== REQUIRED TASK 1 ==
From the listing, copy out the lines between the one holding "label-lueneburger-heide: Lüneburger Heide" and the one holding "massstab-label: Maßstab: [900,517,934,526]", inclusive, repeating them exactly.

== SOURCE PASSAGE ==

Anniversary of the Dedication of the Abbey Church - 20th June 2025
I love this feast, the physicality of it, the celebration of the space within which we pray and worship day after day. We worship a transcendent God who is not confined in space and yet as human beings we need special places. Our churches are places we build to guard a space within which we can more readily sense the presence of God, and our community as one dedicated to an enclosed life has a particular call to guard the silence that enables a deeper experience of God. That silence clings to our church and to this whole site, a tangible silence that touches so many people when they step inside the gate.
Human beings have throughout history responded to particular places where spiritual energies seem to be focussed, whether it is experienced as the presence of God or of the elemental spirits of a place. I am very drawn to the story of Jacob’s dream that we read at Lauds, especially the words that we also use as the first antiphon: “Surely the Lord is in this place. This is none other than the house of God, and this is the gate of heaven.” I find they are words that I echo when I enter our church, and many who visit this place have similar reactions. “Surely the Lord is in this place.”
The architecture of the church gathers and focusses God’s energies into a bowl of light in which we are immersed. The new glazing has gifted us the wonderful ladders of light that shift with the seasons and time of day, reminding us of our connection with natural rhythms of light and dark. Now with electric light we can so easily have bright light whenever we want and we forget our dependence on the web of life beyond our human concerns. Our modern, 24/7 way of life constantly draws us into an attitude of faster, more, must have it now and takes us away from the silent waiting on God that needs to be our foundation.

== INPUT DATA ==
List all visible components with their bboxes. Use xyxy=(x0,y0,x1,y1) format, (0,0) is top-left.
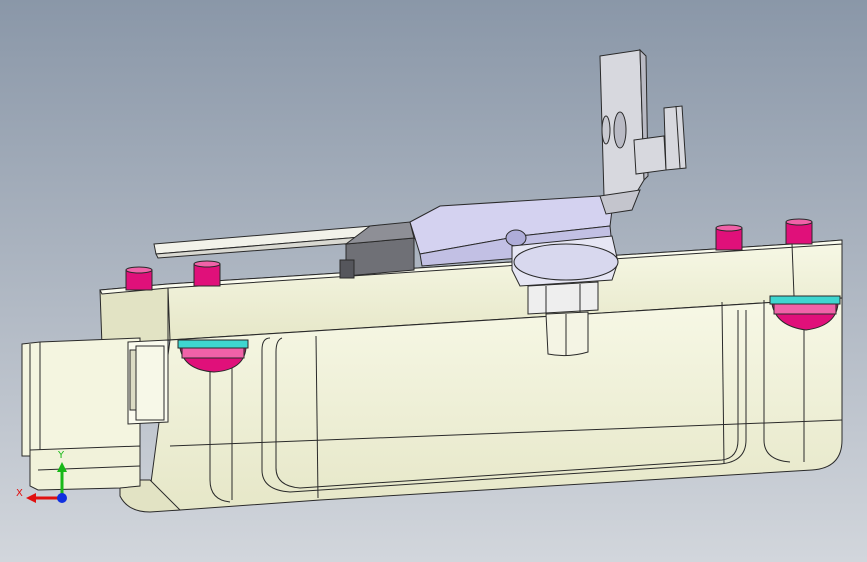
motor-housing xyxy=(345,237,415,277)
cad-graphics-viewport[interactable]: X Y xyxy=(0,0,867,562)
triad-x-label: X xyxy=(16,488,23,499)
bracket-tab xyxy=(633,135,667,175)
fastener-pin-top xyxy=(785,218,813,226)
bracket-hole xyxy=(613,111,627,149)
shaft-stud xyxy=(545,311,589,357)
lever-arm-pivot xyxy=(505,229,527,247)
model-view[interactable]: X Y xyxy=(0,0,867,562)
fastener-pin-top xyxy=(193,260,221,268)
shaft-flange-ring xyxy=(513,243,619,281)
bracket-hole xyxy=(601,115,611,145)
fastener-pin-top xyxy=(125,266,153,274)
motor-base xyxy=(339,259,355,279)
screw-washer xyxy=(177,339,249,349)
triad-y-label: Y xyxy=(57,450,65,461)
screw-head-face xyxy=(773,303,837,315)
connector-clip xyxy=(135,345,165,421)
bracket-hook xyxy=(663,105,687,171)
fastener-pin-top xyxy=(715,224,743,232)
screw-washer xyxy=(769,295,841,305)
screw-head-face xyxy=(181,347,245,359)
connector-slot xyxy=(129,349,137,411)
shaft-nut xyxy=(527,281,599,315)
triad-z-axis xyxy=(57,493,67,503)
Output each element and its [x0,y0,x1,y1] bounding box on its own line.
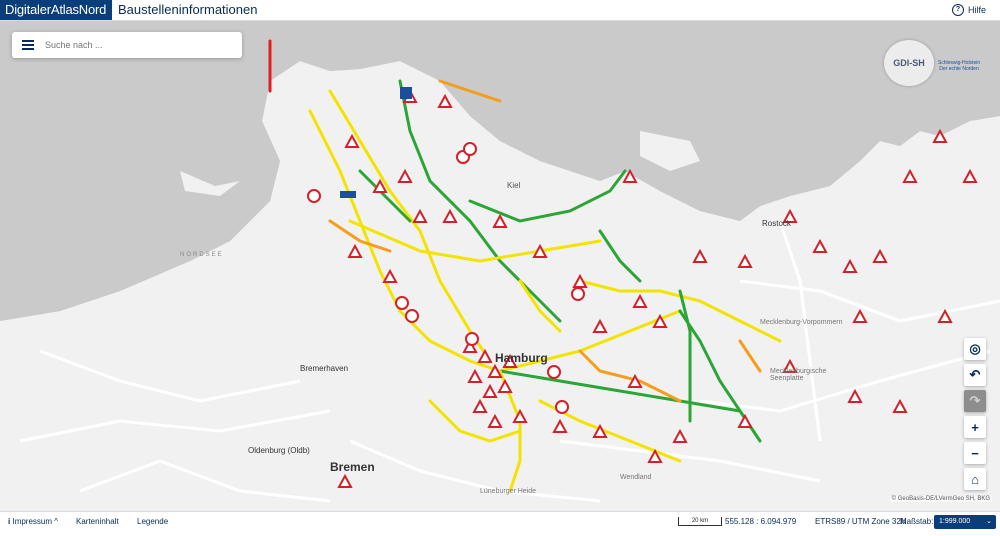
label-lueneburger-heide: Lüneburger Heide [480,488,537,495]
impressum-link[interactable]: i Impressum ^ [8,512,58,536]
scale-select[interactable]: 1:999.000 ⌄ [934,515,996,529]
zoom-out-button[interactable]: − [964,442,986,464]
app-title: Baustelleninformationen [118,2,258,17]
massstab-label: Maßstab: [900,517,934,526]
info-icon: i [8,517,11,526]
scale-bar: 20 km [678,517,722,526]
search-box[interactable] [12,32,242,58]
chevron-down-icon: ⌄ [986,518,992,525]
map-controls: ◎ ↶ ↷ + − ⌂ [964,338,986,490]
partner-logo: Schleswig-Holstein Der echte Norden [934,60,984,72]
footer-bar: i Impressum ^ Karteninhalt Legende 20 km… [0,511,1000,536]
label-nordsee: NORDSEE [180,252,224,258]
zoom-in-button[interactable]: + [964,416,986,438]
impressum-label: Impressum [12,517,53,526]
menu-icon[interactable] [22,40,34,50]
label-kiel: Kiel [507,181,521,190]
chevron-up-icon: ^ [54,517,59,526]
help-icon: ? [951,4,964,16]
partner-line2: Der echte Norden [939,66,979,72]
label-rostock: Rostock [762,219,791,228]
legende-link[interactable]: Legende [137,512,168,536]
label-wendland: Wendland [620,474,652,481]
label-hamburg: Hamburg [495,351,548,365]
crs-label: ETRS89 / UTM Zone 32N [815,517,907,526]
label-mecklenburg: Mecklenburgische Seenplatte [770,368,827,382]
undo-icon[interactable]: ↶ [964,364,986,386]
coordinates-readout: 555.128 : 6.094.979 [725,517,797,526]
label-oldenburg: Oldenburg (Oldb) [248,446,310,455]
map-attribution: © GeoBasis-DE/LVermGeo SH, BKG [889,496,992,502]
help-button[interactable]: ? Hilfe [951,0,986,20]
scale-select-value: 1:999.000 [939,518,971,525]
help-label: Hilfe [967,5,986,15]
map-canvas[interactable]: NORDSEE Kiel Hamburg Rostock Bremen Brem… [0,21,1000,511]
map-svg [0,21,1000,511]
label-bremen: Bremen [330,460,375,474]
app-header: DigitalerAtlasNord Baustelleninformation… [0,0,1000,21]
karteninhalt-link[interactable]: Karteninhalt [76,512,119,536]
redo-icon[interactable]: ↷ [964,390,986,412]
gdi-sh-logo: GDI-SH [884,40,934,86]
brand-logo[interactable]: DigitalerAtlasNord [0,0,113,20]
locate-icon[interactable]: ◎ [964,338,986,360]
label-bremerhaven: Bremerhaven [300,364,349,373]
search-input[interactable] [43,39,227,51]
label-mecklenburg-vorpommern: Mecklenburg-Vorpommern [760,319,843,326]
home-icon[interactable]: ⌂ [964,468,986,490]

== REQUIRED TASK 2 ==
For each statement below, say whether it agrees with the reflection on the abbey church's dedication, and quote the words that decide it: (a) The words used as the first antiphon come from the story of Jacob's dream. (b) The community is dedicated to an active life in the world. (c) The new glazing produces ladders of light that remain fixed throughout the year.

== TASK RESPONSE 1 ==
label-lueneburger-heide: Lüneburger Heide [480,488,537,495]
impressum-link[interactable]: i Impressum ^ [8,512,58,536]
scale-select[interactable]: 1:999.000 ⌄ [934,515,996,529]
zoom-out-button[interactable]: − [964,442,986,464]
app-title: Baustelleninformationen [118,2,258,17]
massstab-label: Maßstab: [900,517,934,526]

== TASK RESPONSE 2 ==
(a) Yes: "I am very drawn to the story of Jacob’s dream that we read at Lauds, especially the words that we also use as the first antiphon"
(b) No: "our community as one dedicated to an enclosed life"
(c) No: "the wonderful ladders of light that shift with the seasons and time of day"